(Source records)
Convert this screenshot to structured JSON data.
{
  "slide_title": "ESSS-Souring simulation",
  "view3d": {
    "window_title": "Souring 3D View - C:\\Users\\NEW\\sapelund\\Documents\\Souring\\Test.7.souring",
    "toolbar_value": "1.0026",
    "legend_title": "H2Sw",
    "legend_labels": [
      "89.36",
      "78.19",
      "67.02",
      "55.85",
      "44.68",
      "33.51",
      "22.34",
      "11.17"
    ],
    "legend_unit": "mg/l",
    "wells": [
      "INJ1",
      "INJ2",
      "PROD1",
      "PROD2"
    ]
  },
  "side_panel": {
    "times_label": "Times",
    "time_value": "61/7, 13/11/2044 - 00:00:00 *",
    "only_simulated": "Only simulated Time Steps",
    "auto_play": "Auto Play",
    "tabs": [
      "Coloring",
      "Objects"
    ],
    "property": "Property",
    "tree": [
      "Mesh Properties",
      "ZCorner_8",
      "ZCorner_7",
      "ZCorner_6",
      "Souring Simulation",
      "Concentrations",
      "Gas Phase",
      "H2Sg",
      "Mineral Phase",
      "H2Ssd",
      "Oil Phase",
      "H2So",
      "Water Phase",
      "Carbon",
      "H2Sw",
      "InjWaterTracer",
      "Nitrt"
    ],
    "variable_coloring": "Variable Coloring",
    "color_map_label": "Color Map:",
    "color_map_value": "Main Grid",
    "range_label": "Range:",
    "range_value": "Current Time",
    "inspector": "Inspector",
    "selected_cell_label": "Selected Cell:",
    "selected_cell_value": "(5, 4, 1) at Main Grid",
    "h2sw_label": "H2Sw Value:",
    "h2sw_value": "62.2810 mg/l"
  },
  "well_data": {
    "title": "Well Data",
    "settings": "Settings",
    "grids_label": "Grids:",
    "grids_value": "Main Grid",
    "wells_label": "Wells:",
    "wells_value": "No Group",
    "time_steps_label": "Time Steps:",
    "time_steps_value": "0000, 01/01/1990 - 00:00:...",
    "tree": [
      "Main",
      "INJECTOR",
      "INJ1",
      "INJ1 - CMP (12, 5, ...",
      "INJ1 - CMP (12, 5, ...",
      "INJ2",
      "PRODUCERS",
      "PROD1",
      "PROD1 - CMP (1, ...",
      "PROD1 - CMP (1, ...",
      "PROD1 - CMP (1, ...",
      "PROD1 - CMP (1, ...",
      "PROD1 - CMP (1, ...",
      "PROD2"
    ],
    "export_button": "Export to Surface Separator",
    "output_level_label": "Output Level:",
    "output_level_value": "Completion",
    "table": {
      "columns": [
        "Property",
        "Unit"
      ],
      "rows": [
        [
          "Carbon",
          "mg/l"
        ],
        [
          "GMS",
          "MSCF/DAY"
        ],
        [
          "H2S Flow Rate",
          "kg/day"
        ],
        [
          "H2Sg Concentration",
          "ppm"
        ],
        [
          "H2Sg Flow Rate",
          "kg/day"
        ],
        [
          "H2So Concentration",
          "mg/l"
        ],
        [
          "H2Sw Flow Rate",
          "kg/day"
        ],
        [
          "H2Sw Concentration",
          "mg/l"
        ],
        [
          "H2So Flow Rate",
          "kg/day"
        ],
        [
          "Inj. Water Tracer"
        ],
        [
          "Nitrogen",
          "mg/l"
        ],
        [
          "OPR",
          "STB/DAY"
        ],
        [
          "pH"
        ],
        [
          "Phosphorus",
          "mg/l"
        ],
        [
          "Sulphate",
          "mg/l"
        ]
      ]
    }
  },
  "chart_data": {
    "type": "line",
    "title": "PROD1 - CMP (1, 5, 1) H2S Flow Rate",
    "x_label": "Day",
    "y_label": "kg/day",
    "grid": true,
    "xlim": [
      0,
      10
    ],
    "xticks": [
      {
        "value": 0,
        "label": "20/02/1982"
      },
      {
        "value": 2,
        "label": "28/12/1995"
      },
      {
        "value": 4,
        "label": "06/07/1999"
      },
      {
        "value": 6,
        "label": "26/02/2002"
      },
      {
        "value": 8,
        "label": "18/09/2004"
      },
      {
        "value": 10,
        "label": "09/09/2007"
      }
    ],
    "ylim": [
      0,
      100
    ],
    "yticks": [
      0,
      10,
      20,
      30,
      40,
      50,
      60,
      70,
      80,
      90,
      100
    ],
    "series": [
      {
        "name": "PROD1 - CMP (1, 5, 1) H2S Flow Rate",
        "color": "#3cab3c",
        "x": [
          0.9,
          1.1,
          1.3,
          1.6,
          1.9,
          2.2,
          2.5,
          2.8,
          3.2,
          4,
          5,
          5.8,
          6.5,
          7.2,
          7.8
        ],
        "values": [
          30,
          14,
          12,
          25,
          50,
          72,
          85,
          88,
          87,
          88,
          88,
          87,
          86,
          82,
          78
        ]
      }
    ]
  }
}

_WRITTEN PROBLEM_. Write out the entries above word for word.

_EXERCISE SOLUTION_.
Convert this screenshot to structured JSON data.
{
  "slide_title": "ESSS-Souring simulation",
  "view3d": {
    "window_title": "Souring 3D View - C:\\Users\\NEW\\sapelund\\Documents\\Souring\\Test.7.souring",
    "toolbar_value": "1.0026",
    "legend_title": "H2Sw",
    "legend_labels": [
      "89.36",
      "78.19",
      "67.02",
      "55.85",
      "44.68",
      "33.51",
      "22.34",
      "11.17"
    ],
    "legend_unit": "mg/l",
    "wells": [
      "INJ1",
      "INJ2",
      "PROD1",
      "PROD2"
    ]
  },
  "side_panel": {
    "times_label": "Times",
    "time_value": "61/7, 13/11/2044 - 00:00:00 *",
    "only_simulated": "Only simulated Time Steps",
    "auto_play": "Auto Play",
    "tabs": [
      "Coloring",
      "Objects"
    ],
    "property": "Property",
    "tree": [
      "Mesh Properties",
      "ZCorner_8",
      "ZCorner_7",
      "ZCorner_6",
      "Souring Simulation",
      "Concentrations",
      "Gas Phase",
      "H2Sg",
      "Mineral Phase",
      "H2Ssd",
      "Oil Phase",
      "H2So",
      "Water Phase",
      "Carbon",
      "H2Sw",
      "InjWaterTracer",
      "Nitrt"
    ],
    "variable_coloring": "Variable Coloring",
    "color_map_label": "Color Map:",
    "color_map_value": "Main Grid",
    "range_label": "Range:",
    "range_value": "Current Time",
    "inspector": "Inspector",
    "selected_cell_label": "Selected Cell:",
    "selected_cell_value": "(5, 4, 1) at Main Grid",
    "h2sw_label": "H2Sw Value:",
    "h2sw_value": "62.2810 mg/l"
  },
  "well_data": {
    "title": "Well Data",
    "settings": "Settings",
    "grids_label": "Grids:",
    "grids_value": "Main Grid",
    "wells_label": "Wells:",
    "wells_value": "No Group",
    "time_steps_label": "Time Steps:",
    "time_steps_value": "0000, 01/01/1990 - 00:00:...",
    "tree": [
      "Main",
      "INJECTOR",
      "INJ1",
      "INJ1 - CMP (12, 5, ...",
      "INJ1 - CMP (12, 5, ...",
      "INJ2",
      "PRODUCERS",
      "PROD1",
      "PROD1 - CMP (1, ...",
      "PROD1 - CMP (1, ...",
      "PROD1 - CMP (1, ...",
      "PROD1 - CMP (1, ...",
      "PROD1 - CMP (1, ...",
      "PROD2"
    ],
    "export_button": "Export to Surface Separator",
    "output_level_label": "Output Level:",
    "output_level_value": "Completion",
    "table": {
      "columns": [
        "Property",
        "Unit"
      ],
      "rows": [
        [
          "Carbon",
          "mg/l"
        ],
        [
          "GMS",
          "MSCF/DAY"
        ],
        [
          "H2S Flow Rate",
          "kg/day"
        ],
        [
          "H2Sg Concentration",
          "ppm"
        ],
        [
          "H2Sg Flow Rate",
          "kg/day"
        ],
        [
          "H2So Concentration",
          "mg/l"
        ],
        [
          "H2Sw Flow Rate",
          "kg/day"
        ],
        [
          "H2Sw Concentration",
          "mg/l"
        ],
        [
          "H2So Flow Rate",
          "kg/day"
        ],
        [
          "Inj. Water Tracer"
        ],
        [
          "Nitrogen",
          "mg/l"
        ],
        [
          "OPR",
          "STB/DAY"
        ],
        [
          "pH"
        ],
        [
          "Phosphorus",
          "mg/l"
        ],
        [
          "Sulphate",
          "mg/l"
        ]
      ]
    }
  },
  "chart_data": {
    "type": "line",
    "title": "PROD1 - CMP (1, 5, 1) H2S Flow Rate",
    "x_label": "Day",
    "y_label": "kg/day",
    "grid": true,
    "xlim": [
      0,
      10
    ],
    "xticks": [
      {
        "value": 0,
        "label": "20/02/1982"
      },
      {
        "value": 2,
        "label": "28/12/1995"
      },
      {
        "value": 4,
        "label": "06/07/1999"
      },
      {
        "value": 6,
        "label": "26/02/2002"
      },
      {
        "value": 8,
        "label": "18/09/2004"
      },
      {
        "value": 10,
        "label": "09/09/2007"
      }
    ],
    "ylim": [
      0,
      100
    ],
    "yticks": [
      0,
      10,
      20,
      30,
      40,
      50,
      60,
      70,
      80,
      90,
      100
    ],
    "series": [
      {
        "name": "PROD1 - CMP (1, 5, 1) H2S Flow Rate",
        "color": "#3cab3c",
        "x": [
          0.9,
          1.1,
          1.3,
          1.6,
          1.9,
          2.2,
          2.5,
          2.8,
          3.2,
          4,
          5,
          5.8,
          6.5,
          7.2,
          7.8
        ],
        "values": [
          30,
          14,
          12,
          25,
          50,
          72,
          85,
          88,
          87,
          88,
          88,
          87,
          86,
          82,
          78
        ]
      }
    ]
  }
}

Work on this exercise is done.